***** Page extract *****

New Rule: Just because your tattoo has Chinese characters in it doesn't make you Spiritual. It's right above the crack of your ass. And it translates to 'beef with broccoli.' The last time you did anything spiritual, you were praying to God you weren't pregnant. You're not spiritual. You're just high.

New Rule: Competitive eating isn't a sport. It's one of the seven deadly sins. ESPN Recently televised the U.S. Open of Competitive Eating, because watching those athletes at the poker table was just too damned exciting. What's next, competitive farting? Oh wait, they're already doing that. It's called 'The Howard Stern Show.'

New Rule: I don't need a bigger mega M&Ms. If I'm extra hungry for M&Ms, I'll go nuts and eat two.

New Rule: If you're going to insist on making movies based on crappy old television shows, then you have to give everyone in the Cineplex a remote so we can see what's playing on the other screens. Let's remember the reason something was a television show in the first place is that the idea wasn't good enough to be a movie.

***** Data extract *****

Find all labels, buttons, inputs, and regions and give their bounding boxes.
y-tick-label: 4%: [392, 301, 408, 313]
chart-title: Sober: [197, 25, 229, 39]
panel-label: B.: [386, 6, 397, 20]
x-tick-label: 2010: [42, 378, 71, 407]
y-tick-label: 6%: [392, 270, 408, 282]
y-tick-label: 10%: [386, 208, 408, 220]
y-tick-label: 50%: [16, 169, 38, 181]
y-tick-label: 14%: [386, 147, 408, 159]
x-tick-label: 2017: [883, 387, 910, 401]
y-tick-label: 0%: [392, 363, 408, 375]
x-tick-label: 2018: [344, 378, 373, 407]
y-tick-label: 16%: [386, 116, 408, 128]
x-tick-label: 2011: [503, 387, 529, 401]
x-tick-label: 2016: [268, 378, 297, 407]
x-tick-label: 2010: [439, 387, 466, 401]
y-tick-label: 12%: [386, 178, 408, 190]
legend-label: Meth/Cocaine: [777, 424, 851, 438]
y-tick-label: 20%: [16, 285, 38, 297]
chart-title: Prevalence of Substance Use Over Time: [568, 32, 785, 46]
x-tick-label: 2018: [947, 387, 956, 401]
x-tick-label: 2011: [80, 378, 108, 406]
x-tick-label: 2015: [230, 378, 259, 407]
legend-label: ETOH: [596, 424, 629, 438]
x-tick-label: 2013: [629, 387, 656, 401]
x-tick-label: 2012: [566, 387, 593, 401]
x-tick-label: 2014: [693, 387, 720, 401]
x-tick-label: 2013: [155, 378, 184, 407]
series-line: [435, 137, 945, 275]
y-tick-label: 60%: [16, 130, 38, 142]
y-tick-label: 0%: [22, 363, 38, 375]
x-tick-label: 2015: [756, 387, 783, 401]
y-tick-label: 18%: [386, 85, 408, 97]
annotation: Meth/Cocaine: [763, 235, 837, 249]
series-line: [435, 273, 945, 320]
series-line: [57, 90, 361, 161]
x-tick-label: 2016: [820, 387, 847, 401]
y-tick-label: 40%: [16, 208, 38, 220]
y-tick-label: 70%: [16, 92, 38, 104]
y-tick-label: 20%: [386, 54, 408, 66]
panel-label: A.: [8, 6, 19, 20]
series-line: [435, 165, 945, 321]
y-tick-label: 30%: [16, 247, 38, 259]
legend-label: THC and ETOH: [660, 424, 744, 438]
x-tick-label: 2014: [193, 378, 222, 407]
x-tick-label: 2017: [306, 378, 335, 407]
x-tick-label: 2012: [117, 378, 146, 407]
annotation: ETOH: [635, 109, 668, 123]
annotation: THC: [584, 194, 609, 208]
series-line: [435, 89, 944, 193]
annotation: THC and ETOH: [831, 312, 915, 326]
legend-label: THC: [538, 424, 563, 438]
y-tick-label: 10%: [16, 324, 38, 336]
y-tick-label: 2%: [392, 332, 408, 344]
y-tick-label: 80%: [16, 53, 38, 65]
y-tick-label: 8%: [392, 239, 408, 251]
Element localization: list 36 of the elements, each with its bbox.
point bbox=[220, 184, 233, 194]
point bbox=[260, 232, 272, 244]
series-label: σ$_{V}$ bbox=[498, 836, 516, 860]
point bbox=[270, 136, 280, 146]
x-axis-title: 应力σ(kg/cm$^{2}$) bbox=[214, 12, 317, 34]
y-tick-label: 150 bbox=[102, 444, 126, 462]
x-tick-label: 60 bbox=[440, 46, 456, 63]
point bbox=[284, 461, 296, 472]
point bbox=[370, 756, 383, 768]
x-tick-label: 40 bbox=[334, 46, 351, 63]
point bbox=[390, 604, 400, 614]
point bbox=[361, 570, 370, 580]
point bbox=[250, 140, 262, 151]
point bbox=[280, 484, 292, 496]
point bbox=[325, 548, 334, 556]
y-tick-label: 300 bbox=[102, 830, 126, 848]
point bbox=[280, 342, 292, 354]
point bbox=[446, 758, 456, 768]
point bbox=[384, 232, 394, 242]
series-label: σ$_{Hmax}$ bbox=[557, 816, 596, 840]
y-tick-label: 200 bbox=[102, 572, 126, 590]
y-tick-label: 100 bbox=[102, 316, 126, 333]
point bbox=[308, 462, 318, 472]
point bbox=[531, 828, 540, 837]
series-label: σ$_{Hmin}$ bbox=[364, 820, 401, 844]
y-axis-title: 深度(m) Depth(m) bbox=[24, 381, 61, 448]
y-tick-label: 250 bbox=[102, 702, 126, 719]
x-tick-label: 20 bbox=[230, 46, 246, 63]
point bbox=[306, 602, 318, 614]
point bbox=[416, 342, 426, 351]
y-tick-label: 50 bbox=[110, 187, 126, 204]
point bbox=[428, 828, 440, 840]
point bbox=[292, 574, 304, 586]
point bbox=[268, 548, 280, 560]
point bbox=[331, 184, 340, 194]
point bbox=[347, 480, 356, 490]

*****

◆ Set of tasks
**A)** In the New Rules text, what does the Chinese writing in the tattoo translate to?
**B)** From the New Rules text, extract verbatim the part that opens with the words containing "New Rule: Just" and closes with "You're just high.".

◆ Expected results
**A)** Beef with broccoli.

**B)**
New Rule: Just because your tattoo has Chinese characters in it doesn't make you Spiritual. It's right above the crack of your ass. And it translates to 'beef with broccoli.' The last time you did anything spiritual, you were praying to God you weren't pregnant. You're not spiritual. You're just high.